_YOUR INSTRUCTIONS:_ Find every line with "divided" in it, then report how many there are and nothing more.

Start RAW DATA

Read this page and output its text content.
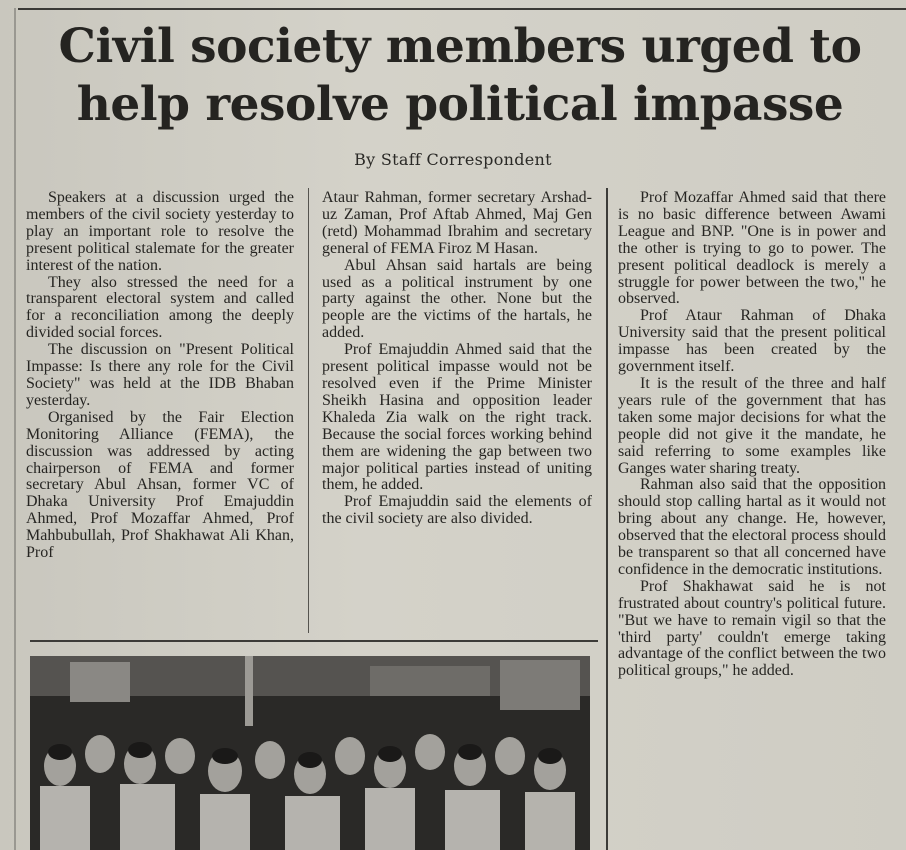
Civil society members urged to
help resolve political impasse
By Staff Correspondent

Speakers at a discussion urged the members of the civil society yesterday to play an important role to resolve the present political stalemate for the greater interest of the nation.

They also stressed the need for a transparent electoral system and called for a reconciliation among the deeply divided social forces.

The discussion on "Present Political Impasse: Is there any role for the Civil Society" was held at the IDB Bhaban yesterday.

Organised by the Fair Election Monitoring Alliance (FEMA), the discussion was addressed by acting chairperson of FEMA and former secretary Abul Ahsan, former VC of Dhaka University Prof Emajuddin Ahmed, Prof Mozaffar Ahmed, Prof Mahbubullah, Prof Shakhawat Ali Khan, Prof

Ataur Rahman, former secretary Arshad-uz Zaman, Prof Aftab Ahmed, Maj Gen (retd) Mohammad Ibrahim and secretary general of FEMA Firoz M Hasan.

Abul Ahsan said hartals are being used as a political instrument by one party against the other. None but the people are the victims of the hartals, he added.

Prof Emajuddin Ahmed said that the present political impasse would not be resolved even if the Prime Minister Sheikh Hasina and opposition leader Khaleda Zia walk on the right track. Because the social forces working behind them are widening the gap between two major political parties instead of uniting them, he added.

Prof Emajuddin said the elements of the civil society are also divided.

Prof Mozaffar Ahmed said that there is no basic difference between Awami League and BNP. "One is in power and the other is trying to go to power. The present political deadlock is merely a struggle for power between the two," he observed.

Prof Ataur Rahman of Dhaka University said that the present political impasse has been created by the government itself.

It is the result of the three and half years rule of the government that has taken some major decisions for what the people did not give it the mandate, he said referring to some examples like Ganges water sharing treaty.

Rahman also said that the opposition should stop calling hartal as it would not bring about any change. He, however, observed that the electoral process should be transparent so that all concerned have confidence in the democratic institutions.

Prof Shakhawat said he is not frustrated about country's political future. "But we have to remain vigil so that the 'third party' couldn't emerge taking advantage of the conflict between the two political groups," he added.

End RAW DATA
Start RAW DATA

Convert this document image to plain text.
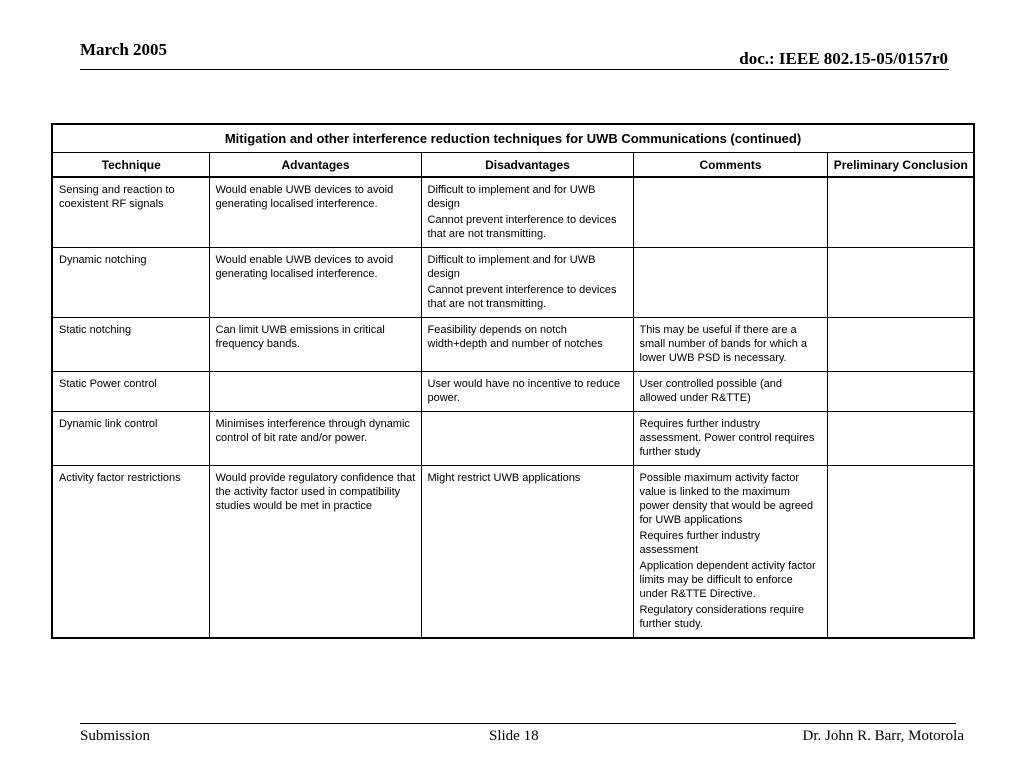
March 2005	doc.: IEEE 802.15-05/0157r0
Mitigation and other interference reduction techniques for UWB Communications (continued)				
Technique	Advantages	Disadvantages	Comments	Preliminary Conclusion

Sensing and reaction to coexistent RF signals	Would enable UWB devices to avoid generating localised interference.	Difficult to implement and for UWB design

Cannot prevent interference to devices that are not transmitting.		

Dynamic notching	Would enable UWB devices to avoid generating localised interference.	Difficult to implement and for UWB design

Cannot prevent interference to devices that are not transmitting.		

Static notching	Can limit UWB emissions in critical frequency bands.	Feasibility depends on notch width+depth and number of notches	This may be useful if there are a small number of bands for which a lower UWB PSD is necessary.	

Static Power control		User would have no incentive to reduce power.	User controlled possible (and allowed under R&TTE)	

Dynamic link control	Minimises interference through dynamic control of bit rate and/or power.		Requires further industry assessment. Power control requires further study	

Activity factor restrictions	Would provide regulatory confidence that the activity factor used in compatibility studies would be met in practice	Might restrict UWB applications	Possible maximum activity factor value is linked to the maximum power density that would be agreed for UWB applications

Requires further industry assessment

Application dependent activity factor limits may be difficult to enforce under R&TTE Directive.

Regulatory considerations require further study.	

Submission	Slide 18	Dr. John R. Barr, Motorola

End RAW DATA

_SOLVED EXERCISE:_ 2